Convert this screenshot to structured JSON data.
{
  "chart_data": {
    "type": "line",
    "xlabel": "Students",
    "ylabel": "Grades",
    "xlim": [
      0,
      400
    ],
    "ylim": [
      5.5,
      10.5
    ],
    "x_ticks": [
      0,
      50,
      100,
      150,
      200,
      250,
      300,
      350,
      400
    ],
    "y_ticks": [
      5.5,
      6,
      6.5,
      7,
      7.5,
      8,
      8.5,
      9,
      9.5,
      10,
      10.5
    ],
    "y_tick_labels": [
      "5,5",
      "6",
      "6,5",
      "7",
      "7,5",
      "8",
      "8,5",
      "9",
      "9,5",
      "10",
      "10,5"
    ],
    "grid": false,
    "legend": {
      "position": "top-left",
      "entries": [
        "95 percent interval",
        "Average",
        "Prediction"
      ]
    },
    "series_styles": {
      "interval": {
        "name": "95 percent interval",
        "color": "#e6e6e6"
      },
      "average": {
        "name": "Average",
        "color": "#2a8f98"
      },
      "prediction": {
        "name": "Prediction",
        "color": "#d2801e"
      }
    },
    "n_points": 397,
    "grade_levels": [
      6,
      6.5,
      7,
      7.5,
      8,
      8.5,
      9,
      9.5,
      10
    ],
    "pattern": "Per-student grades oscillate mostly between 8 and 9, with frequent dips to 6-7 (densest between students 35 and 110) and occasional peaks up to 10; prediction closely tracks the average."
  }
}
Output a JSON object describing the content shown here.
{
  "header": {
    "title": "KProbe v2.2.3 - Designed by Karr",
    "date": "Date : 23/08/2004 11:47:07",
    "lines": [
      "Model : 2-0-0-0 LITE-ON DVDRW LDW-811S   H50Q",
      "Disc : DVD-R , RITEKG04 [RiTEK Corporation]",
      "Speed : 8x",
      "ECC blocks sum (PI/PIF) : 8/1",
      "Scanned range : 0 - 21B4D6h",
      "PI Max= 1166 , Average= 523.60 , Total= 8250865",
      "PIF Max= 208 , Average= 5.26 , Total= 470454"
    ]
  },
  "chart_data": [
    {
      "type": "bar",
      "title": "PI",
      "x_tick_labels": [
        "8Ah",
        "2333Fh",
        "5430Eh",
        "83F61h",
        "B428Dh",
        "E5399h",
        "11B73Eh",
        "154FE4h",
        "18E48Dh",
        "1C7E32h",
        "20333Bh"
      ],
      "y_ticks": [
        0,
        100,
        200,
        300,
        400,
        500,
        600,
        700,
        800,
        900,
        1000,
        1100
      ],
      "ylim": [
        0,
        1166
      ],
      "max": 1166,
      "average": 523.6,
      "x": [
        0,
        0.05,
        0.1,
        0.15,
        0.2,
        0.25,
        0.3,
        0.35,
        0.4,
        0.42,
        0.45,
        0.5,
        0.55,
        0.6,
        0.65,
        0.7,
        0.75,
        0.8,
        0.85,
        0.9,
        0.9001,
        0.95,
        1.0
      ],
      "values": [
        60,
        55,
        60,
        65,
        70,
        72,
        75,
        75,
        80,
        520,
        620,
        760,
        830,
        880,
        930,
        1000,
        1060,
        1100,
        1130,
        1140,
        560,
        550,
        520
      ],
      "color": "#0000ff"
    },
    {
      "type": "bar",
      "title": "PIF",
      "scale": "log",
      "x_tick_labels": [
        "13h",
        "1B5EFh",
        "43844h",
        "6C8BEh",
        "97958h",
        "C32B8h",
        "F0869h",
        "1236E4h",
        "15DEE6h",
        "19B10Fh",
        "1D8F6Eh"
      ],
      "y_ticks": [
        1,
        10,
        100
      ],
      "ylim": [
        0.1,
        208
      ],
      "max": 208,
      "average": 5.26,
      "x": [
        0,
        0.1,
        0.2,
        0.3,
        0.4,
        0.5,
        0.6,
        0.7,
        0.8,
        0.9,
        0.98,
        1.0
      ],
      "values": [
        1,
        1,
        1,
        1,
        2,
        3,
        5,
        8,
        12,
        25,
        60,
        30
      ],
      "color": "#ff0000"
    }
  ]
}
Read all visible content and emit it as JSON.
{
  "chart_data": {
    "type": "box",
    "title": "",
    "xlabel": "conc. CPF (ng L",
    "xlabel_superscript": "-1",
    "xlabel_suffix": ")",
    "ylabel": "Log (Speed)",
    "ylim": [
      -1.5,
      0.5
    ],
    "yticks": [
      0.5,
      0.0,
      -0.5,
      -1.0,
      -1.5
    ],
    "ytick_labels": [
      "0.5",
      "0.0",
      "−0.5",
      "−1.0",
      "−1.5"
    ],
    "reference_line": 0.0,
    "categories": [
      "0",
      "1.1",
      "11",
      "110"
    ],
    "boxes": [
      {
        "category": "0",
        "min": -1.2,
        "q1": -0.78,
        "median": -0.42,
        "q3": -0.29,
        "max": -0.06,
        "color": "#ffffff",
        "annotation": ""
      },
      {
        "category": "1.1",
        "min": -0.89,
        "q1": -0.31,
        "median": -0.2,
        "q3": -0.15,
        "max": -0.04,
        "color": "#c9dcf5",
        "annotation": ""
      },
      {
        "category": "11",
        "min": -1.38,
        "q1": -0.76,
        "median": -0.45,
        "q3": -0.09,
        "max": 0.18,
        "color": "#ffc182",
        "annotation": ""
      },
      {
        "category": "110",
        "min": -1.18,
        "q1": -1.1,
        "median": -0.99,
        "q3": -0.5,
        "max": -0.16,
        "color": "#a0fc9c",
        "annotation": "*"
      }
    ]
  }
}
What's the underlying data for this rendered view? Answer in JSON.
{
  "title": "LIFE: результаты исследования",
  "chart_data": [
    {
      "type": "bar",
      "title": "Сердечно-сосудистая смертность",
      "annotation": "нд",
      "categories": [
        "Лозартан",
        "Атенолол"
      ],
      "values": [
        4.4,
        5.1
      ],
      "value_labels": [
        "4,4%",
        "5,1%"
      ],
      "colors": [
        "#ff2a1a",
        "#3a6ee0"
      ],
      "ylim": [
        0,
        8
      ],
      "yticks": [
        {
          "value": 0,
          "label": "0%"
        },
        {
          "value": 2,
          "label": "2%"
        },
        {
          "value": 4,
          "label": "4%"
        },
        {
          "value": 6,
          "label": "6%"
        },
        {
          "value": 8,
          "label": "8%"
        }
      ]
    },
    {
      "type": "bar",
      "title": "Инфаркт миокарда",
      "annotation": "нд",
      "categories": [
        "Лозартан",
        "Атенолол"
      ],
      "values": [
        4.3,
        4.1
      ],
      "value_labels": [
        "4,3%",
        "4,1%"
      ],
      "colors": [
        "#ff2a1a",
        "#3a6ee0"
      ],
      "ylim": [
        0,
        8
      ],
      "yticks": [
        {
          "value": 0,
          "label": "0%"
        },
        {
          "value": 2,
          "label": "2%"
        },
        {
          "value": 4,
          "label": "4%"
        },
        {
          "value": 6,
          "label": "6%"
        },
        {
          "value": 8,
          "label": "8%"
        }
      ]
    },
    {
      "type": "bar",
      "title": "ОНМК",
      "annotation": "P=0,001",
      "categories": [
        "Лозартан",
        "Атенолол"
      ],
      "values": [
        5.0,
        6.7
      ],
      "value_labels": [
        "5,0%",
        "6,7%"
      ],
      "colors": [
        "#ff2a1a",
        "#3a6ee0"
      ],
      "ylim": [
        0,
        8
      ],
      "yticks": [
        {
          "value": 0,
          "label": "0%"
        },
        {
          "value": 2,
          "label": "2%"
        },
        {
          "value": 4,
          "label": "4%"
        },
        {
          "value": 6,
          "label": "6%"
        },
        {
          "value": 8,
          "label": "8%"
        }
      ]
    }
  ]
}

_____

| EXERCISE INSTRUCTIONS |
Would you reproduce all the entries exactly?

| EXERCISE RESPONSE |
Convert this screenshot to structured JSON data.
{
  "chart_data": {
    "type": "line",
    "xlabel": "Students",
    "ylabel": "Grades",
    "xlim": [
      0,
      400
    ],
    "ylim": [
      5.5,
      10.5
    ],
    "x_ticks": [
      0,
      50,
      100,
      150,
      200,
      250,
      300,
      350,
      400
    ],
    "y_ticks": [
      5.5,
      6,
      6.5,
      7,
      7.5,
      8,
      8.5,
      9,
      9.5,
      10,
      10.5
    ],
    "y_tick_labels": [
      "5,5",
      "6",
      "6,5",
      "7",
      "7,5",
      "8",
      "8,5",
      "9",
      "9,5",
      "10",
      "10,5"
    ],
    "grid": false,
    "legend": {
      "position": "top-left",
      "entries": [
        "95 percent interval",
        "Average",
        "Prediction"
      ]
    },
    "series_styles": {
      "interval": {
        "name": "95 percent interval",
        "color": "#e6e6e6"
      },
      "average": {
        "name": "Average",
        "color": "#2a8f98"
      },
      "prediction": {
        "name": "Prediction",
        "color": "#d2801e"
      }
    },
    "n_points": 397,
    "grade_levels": [
      6,
      6.5,
      7,
      7.5,
      8,
      8.5,
      9,
      9.5,
      10
    ],
    "pattern": "Per-student grades oscillate mostly between 8 and 9, with frequent dips to 6-7 (densest between students 35 and 110) and occasional peaks up to 10; prediction closely tracks the average."
  }
}
Output a JSON object describing the content shown here.
{
  "header": {
    "title": "KProbe v2.2.3 - Designed by Karr",
    "date": "Date : 23/08/2004 11:47:07",
    "lines": [
      "Model : 2-0-0-0 LITE-ON DVDRW LDW-811S   H50Q",
      "Disc : DVD-R , RITEKG04 [RiTEK Corporation]",
      "Speed : 8x",
      "ECC blocks sum (PI/PIF) : 8/1",
      "Scanned range : 0 - 21B4D6h",
      "PI Max= 1166 , Average= 523.60 , Total= 8250865",
      "PIF Max= 208 , Average= 5.26 , Total= 470454"
    ]
  },
  "chart_data": [
    {
      "type": "bar",
      "title": "PI",
      "x_tick_labels": [
        "8Ah",
        "2333Fh",
        "5430Eh",
        "83F61h",
        "B428Dh",
        "E5399h",
        "11B73Eh",
        "154FE4h",
        "18E48Dh",
        "1C7E32h",
        "20333Bh"
      ],
      "y_ticks": [
        0,
        100,
        200,
        300,
        400,
        500,
        600,
        700,
        800,
        900,
        1000,
        1100
      ],
      "ylim": [
        0,
        1166
      ],
      "max": 1166,
      "average": 523.6,
      "x": [
        0,
        0.05,
        0.1,
        0.15,
        0.2,
        0.25,
        0.3,
        0.35,
        0.4,
        0.42,
        0.45,
        0.5,
        0.55,
        0.6,
        0.65,
        0.7,
        0.75,
        0.8,
        0.85,
        0.9,
        0.9001,
        0.95,
        1.0
      ],
      "values": [
        60,
        55,
        60,
        65,
        70,
        72,
        75,
        75,
        80,
        520,
        620,
        760,
        830,
        880,
        930,
        1000,
        1060,
        1100,
        1130,
        1140,
        560,
        550,
        520
      ],
      "color": "#0000ff"
    },
    {
      "type": "bar",
      "title": "PIF",
      "scale": "log",
      "x_tick_labels": [
        "13h",
        "1B5EFh",
        "43844h",
        "6C8BEh",
        "97958h",
        "C32B8h",
        "F0869h",
        "1236E4h",
        "15DEE6h",
        "19B10Fh",
        "1D8F6Eh"
      ],
      "y_ticks": [
        1,
        10,
        100
      ],
      "ylim": [
        0.1,
        208
      ],
      "max": 208,
      "average": 5.26,
      "x": [
        0,
        0.1,
        0.2,
        0.3,
        0.4,
        0.5,
        0.6,
        0.7,
        0.8,
        0.9,
        0.98,
        1.0
      ],
      "values": [
        1,
        1,
        1,
        1,
        2,
        3,
        5,
        8,
        12,
        25,
        60,
        30
      ],
      "color": "#ff0000"
    }
  ]
}
Read all visible content and emit it as JSON.
{
  "chart_data": {
    "type": "box",
    "title": "",
    "xlabel": "conc. CPF (ng L",
    "xlabel_superscript": "-1",
    "xlabel_suffix": ")",
    "ylabel": "Log (Speed)",
    "ylim": [
      -1.5,
      0.5
    ],
    "yticks": [
      0.5,
      0.0,
      -0.5,
      -1.0,
      -1.5
    ],
    "ytick_labels": [
      "0.5",
      "0.0",
      "−0.5",
      "−1.0",
      "−1.5"
    ],
    "reference_line": 0.0,
    "categories": [
      "0",
      "1.1",
      "11",
      "110"
    ],
    "boxes": [
      {
        "category": "0",
        "min": -1.2,
        "q1": -0.78,
        "median": -0.42,
        "q3": -0.29,
        "max": -0.06,
        "color": "#ffffff",
        "annotation": ""
      },
      {
        "category": "1.1",
        "min": -0.89,
        "q1": -0.31,
        "median": -0.2,
        "q3": -0.15,
        "max": -0.04,
        "color": "#c9dcf5",
        "annotation": ""
      },
      {
        "category": "11",
        "min": -1.38,
        "q1": -0.76,
        "median": -0.45,
        "q3": -0.09,
        "max": 0.18,
        "color": "#ffc182",
        "annotation": ""
      },
      {
        "category": "110",
        "min": -1.18,
        "q1": -1.1,
        "median": -0.99,
        "q3": -0.5,
        "max": -0.16,
        "color": "#a0fc9c",
        "annotation": "*"
      }
    ]
  }
}
What's the underlying data for this rendered view? Answer in JSON.
{
  "title": "LIFE: результаты исследования",
  "chart_data": [
    {
      "type": "bar",
      "title": "Сердечно-сосудистая смертность",
      "annotation": "нд",
      "categories": [
        "Лозартан",
        "Атенолол"
      ],
      "values": [
        4.4,
        5.1
      ],
      "value_labels": [
        "4,4%",
        "5,1%"
      ],
      "colors": [
        "#ff2a1a",
        "#3a6ee0"
      ],
      "ylim": [
        0,
        8
      ],
      "yticks": [
        {
          "value": 0,
          "label": "0%"
        },
        {
          "value": 2,
          "label": "2%"
        },
        {
          "value": 4,
          "label": "4%"
        },
        {
          "value": 6,
          "label": "6%"
        },
        {
          "value": 8,
          "label": "8%"
        }
      ]
    },
    {
      "type": "bar",
      "title": "Инфаркт миокарда",
      "annotation": "нд",
      "categories": [
        "Лозартан",
        "Атенолол"
      ],
      "values": [
        4.3,
        4.1
      ],
      "value_labels": [
        "4,3%",
        "4,1%"
      ],
      "colors": [
        "#ff2a1a",
        "#3a6ee0"
      ],
      "ylim": [
        0,
        8
      ],
      "yticks": [
        {
          "value": 0,
          "label": "0%"
        },
        {
          "value": 2,
          "label": "2%"
        },
        {
          "value": 4,
          "label": "4%"
        },
        {
          "value": 6,
          "label": "6%"
        },
        {
          "value": 8,
          "label": "8%"
        }
      ]
    },
    {
      "type": "bar",
      "title": "ОНМК",
      "annotation": "P=0,001",
      "categories": [
        "Лозартан",
        "Атенолол"
      ],
      "values": [
        5.0,
        6.7
      ],
      "value_labels": [
        "5,0%",
        "6,7%"
      ],
      "colors": [
        "#ff2a1a",
        "#3a6ee0"
      ],
      "ylim": [
        0,
        8
      ],
      "yticks": [
        {
          "value": 0,
          "label": "0%"
        },
        {
          "value": 2,
          "label": "2%"
        },
        {
          "value": 4,
          "label": "4%"
        },
        {
          "value": 6,
          "label": "6%"
        },
        {
          "value": 8,
          "label": "8%"
        }
      ]
    }
  ]
}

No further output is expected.